Requirement — In the items below, write out word for word the lines from the one containing "- x-tick-label: 10.00: [1073, 1, 1112, 19]" through the one containing "- x-tick-label: 5.00: [590, 1, 620, 19]", both included.

Excerpts from a layout annotation set —

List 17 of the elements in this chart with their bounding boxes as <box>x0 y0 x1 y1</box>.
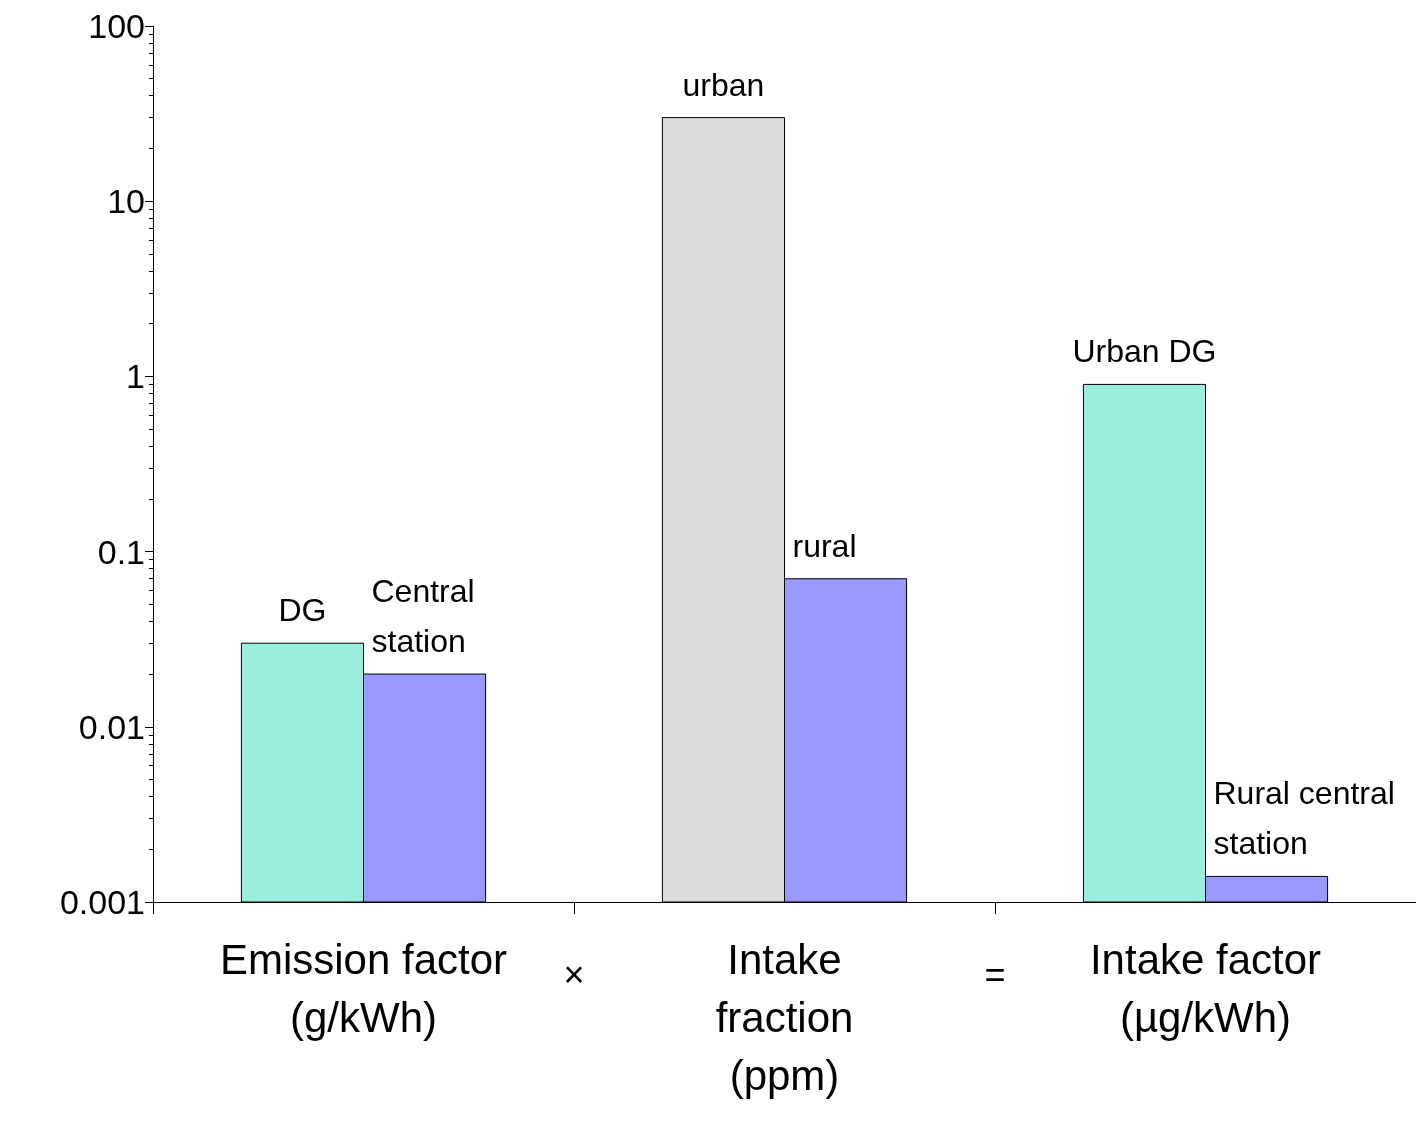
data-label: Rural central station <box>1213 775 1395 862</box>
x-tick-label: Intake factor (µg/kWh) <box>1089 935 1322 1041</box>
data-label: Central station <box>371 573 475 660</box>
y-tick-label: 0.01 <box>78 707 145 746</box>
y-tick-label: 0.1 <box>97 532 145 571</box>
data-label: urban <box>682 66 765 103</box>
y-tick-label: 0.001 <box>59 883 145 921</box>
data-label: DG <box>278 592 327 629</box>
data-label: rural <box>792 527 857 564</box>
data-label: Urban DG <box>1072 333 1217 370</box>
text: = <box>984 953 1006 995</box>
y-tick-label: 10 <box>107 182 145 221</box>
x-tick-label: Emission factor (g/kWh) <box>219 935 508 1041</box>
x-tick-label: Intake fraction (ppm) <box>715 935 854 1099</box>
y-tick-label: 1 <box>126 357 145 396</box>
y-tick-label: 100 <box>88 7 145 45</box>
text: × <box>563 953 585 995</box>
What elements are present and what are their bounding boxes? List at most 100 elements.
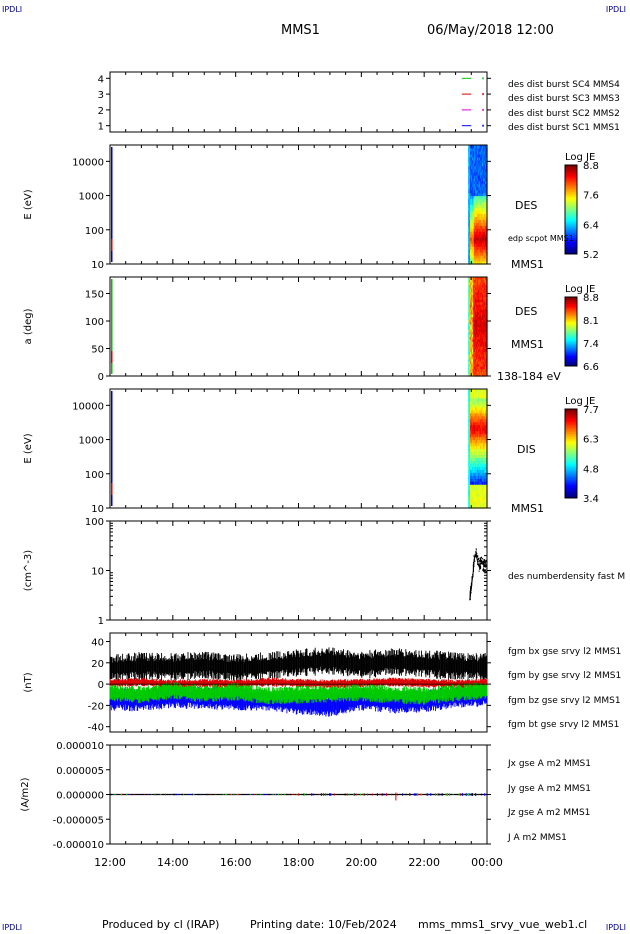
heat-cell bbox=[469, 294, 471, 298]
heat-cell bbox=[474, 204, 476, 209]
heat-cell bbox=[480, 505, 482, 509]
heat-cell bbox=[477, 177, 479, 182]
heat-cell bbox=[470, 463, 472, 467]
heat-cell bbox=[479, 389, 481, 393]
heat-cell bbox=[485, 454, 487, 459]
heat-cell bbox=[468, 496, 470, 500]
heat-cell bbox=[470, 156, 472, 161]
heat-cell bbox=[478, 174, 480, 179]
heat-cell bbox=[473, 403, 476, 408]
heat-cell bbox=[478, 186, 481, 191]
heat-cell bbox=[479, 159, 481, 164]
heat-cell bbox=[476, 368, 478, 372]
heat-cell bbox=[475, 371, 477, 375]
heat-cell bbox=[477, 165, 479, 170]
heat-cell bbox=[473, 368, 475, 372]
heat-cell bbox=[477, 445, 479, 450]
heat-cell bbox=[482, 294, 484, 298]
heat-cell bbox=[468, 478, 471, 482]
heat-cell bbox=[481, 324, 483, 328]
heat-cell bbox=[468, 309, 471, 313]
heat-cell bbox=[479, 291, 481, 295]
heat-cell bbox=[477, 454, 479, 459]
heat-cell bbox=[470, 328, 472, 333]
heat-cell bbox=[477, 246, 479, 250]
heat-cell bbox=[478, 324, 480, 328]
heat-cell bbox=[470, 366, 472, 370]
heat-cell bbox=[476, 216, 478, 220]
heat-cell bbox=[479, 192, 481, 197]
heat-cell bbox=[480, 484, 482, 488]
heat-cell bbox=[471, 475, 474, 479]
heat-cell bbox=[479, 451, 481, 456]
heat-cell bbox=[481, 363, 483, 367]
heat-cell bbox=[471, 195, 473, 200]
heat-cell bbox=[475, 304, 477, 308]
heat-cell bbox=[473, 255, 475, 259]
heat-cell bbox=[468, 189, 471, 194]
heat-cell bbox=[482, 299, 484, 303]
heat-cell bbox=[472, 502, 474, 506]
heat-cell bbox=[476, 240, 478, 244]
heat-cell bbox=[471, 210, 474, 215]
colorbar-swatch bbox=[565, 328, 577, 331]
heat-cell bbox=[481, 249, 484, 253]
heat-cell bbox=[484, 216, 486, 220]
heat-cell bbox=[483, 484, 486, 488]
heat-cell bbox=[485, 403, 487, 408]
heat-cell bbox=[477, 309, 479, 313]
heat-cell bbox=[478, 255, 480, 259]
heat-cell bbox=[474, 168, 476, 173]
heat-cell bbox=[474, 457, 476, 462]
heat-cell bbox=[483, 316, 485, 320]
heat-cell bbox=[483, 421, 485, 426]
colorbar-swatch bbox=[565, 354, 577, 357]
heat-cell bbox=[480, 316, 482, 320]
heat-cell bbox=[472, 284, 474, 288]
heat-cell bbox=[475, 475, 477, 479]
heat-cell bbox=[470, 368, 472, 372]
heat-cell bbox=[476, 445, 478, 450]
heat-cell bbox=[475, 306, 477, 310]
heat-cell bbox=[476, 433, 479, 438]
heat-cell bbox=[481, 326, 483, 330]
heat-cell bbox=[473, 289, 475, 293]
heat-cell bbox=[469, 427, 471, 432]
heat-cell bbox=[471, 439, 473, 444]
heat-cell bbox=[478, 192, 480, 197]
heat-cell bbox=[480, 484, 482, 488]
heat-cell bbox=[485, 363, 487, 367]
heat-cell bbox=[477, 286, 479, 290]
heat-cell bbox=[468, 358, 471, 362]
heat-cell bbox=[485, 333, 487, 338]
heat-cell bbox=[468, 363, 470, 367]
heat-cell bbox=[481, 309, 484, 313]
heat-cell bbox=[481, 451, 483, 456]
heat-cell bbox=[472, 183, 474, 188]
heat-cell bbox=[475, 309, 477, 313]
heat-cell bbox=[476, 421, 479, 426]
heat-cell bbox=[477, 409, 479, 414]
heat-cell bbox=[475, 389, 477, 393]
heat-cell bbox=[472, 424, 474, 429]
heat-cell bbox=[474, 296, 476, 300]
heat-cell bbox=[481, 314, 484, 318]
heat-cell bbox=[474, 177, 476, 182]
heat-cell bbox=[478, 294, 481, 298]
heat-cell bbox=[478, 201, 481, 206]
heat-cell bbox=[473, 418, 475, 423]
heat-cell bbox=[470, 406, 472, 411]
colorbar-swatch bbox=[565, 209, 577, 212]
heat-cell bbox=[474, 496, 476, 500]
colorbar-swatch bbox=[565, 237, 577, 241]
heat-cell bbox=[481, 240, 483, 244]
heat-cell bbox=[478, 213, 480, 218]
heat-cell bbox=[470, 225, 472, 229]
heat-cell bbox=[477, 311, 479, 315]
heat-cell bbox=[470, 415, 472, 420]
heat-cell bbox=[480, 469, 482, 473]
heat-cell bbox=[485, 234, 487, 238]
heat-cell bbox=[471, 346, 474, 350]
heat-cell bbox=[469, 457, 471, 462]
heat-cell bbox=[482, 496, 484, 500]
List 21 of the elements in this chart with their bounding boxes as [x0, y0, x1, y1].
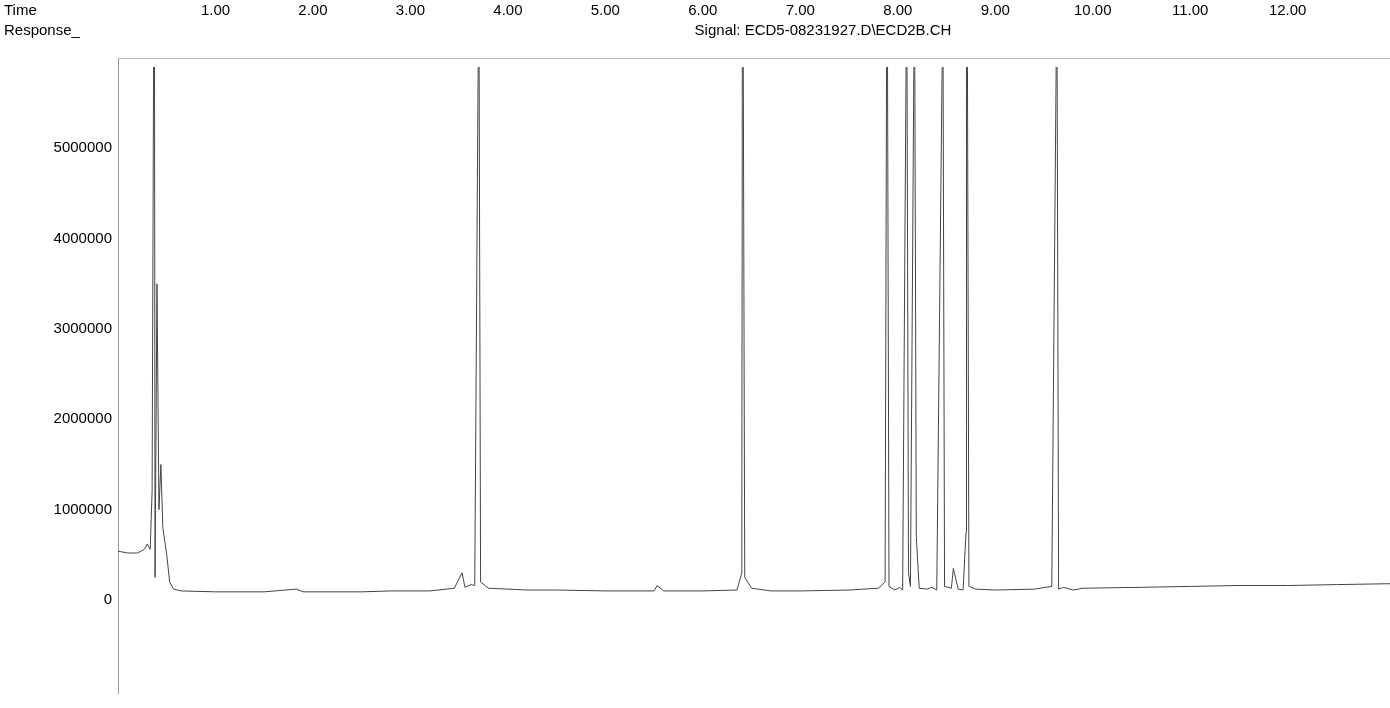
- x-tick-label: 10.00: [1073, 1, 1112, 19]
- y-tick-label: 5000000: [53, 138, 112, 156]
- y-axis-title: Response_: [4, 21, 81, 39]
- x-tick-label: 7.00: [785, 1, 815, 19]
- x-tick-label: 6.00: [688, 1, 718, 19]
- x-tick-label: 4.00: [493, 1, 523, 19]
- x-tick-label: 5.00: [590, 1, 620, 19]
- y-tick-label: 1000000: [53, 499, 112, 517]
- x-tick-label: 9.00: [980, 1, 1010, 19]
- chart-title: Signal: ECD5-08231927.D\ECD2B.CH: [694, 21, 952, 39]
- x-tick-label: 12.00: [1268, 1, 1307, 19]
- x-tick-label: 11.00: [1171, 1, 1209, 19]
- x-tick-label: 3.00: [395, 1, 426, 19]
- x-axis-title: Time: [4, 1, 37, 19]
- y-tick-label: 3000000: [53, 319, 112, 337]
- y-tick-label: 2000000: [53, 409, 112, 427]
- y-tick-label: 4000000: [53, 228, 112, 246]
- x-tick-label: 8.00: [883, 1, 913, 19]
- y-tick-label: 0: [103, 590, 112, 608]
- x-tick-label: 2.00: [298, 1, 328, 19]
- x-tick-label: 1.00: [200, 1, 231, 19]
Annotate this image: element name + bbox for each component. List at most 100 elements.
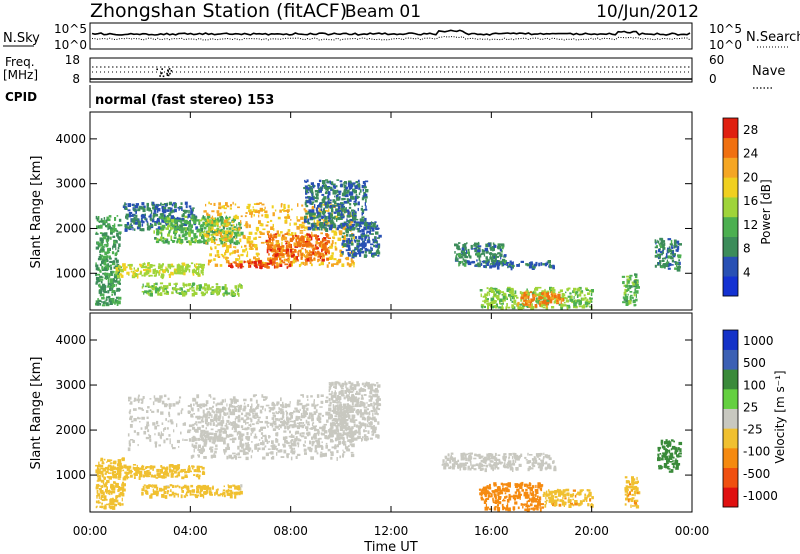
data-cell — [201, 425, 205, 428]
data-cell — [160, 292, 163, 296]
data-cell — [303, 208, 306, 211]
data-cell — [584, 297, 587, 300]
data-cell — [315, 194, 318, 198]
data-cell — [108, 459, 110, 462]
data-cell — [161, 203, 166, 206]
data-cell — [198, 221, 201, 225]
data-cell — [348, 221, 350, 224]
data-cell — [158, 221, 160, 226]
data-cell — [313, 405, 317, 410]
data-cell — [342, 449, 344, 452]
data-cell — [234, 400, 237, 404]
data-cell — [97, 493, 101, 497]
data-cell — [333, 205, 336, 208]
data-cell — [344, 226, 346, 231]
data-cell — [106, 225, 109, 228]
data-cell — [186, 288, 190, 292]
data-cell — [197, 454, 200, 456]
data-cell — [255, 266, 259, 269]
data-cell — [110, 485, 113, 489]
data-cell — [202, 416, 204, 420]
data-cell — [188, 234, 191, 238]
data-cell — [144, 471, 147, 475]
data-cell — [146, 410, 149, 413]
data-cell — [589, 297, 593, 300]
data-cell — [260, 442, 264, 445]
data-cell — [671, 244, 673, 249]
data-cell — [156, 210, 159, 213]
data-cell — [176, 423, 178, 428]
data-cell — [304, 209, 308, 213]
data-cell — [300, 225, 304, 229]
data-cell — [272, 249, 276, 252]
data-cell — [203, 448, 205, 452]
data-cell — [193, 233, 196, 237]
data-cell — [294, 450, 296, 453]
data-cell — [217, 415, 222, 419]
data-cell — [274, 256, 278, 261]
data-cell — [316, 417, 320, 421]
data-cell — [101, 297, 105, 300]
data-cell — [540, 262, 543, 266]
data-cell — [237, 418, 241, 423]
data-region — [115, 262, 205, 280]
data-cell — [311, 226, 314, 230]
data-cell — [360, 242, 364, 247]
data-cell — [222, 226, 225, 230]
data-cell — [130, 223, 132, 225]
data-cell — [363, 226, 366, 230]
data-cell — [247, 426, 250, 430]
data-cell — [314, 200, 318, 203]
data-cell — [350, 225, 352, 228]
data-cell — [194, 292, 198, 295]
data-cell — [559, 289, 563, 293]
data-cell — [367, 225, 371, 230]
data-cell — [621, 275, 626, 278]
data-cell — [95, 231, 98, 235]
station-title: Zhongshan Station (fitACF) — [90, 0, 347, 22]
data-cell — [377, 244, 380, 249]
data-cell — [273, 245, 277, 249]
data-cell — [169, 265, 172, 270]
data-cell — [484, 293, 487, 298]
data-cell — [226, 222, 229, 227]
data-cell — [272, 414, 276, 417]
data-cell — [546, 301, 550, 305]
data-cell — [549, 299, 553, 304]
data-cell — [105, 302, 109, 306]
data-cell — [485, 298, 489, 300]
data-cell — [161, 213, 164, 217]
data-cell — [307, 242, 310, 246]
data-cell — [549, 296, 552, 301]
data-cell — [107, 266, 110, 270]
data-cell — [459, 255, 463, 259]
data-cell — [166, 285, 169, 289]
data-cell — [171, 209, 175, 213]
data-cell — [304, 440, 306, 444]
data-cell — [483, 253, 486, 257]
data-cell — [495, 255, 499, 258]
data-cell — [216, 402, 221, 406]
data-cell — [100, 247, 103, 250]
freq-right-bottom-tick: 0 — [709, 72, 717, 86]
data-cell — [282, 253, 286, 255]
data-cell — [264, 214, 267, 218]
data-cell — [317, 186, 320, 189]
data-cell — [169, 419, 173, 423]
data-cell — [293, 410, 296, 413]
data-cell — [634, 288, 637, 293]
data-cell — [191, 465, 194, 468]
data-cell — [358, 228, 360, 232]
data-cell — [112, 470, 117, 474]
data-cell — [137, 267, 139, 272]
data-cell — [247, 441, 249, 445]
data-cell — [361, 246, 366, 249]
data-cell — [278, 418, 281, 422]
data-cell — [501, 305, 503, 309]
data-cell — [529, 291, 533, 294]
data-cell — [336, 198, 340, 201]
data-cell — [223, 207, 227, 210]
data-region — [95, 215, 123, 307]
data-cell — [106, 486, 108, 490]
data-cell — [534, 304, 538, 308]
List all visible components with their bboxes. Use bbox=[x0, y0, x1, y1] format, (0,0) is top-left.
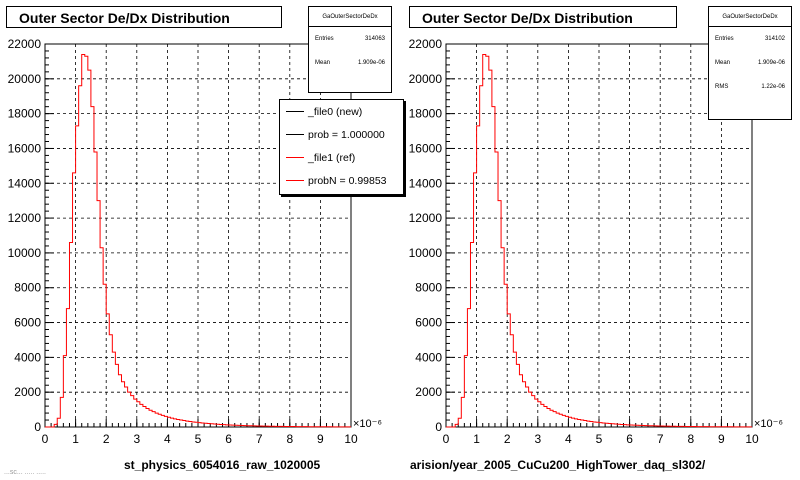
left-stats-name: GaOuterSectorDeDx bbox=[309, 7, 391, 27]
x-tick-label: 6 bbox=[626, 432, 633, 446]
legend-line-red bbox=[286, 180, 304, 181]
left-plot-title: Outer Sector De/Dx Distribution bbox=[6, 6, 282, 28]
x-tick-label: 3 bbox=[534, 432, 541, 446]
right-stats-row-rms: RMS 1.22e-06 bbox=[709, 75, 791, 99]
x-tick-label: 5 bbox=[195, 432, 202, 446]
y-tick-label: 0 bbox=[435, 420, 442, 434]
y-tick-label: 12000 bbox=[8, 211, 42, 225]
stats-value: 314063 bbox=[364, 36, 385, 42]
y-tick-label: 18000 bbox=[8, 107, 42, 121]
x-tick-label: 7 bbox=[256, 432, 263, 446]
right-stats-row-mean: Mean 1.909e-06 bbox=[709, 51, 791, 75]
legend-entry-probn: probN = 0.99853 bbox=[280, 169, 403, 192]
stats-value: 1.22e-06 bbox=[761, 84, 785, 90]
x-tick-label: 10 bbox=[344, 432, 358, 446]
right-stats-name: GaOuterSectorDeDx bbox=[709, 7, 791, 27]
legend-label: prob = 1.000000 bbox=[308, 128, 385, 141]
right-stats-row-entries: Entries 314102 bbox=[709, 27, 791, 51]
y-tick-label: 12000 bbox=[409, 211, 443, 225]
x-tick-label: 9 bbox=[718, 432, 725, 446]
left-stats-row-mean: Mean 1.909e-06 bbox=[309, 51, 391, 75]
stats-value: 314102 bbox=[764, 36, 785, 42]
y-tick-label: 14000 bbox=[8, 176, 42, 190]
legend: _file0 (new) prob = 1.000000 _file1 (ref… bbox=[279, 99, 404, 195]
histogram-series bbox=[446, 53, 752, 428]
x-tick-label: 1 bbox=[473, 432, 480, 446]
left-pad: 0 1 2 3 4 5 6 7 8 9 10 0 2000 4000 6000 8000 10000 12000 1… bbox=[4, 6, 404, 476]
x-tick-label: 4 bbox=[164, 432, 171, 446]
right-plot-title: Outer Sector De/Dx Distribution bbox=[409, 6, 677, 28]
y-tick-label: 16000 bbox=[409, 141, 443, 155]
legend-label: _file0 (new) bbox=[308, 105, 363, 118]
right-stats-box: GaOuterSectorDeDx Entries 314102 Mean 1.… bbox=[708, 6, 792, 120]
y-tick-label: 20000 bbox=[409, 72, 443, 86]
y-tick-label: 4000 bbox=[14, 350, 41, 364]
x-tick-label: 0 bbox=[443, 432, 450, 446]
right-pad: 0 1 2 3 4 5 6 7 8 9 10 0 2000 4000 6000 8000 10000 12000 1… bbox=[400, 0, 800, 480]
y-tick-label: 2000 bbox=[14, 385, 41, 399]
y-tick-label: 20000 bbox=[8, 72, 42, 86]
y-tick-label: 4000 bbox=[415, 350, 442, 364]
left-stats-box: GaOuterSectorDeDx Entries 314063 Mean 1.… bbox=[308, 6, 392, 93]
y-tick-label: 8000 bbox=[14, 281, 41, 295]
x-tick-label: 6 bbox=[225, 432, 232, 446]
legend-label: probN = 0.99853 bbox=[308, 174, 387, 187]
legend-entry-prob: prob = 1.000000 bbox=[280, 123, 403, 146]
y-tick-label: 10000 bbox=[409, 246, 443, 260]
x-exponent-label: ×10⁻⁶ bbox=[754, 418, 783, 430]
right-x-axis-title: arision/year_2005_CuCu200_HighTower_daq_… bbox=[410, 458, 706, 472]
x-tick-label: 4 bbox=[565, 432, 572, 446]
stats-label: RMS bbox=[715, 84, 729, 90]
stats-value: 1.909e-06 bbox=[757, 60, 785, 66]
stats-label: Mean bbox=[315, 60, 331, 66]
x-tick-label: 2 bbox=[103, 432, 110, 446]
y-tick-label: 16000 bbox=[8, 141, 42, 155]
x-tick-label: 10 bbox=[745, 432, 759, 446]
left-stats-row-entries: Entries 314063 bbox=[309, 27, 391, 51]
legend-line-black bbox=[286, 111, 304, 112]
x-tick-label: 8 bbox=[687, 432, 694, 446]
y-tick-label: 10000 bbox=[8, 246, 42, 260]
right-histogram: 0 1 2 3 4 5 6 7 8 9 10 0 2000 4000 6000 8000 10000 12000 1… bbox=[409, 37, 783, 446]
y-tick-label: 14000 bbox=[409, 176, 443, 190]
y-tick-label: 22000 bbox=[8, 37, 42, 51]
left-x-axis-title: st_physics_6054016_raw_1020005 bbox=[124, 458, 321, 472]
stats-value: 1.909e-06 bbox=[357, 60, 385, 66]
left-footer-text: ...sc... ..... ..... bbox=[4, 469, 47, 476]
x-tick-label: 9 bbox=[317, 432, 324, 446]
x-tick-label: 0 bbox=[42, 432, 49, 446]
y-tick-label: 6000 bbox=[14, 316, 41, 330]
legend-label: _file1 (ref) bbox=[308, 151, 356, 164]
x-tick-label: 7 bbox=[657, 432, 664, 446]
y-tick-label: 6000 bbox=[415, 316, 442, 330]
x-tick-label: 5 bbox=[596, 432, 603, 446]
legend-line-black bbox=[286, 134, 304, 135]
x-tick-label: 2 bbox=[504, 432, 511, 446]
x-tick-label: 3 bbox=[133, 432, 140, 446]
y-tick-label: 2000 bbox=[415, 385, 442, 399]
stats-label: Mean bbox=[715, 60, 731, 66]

Task response —
- x-tick-label: 10.00: [1073, 1, 1112, 19]
- y-tick-label: 5000000: [53, 138, 112, 156]
- y-axis-title: Response_: [4, 21, 81, 39]
- x-tick-label: 7.00: [785, 1, 815, 19]
- x-tick-label: 6.00: [688, 1, 718, 19]
- x-tick-label: 4.00: [493, 1, 523, 19]
- x-tick-label: 5.00: [590, 1, 620, 19]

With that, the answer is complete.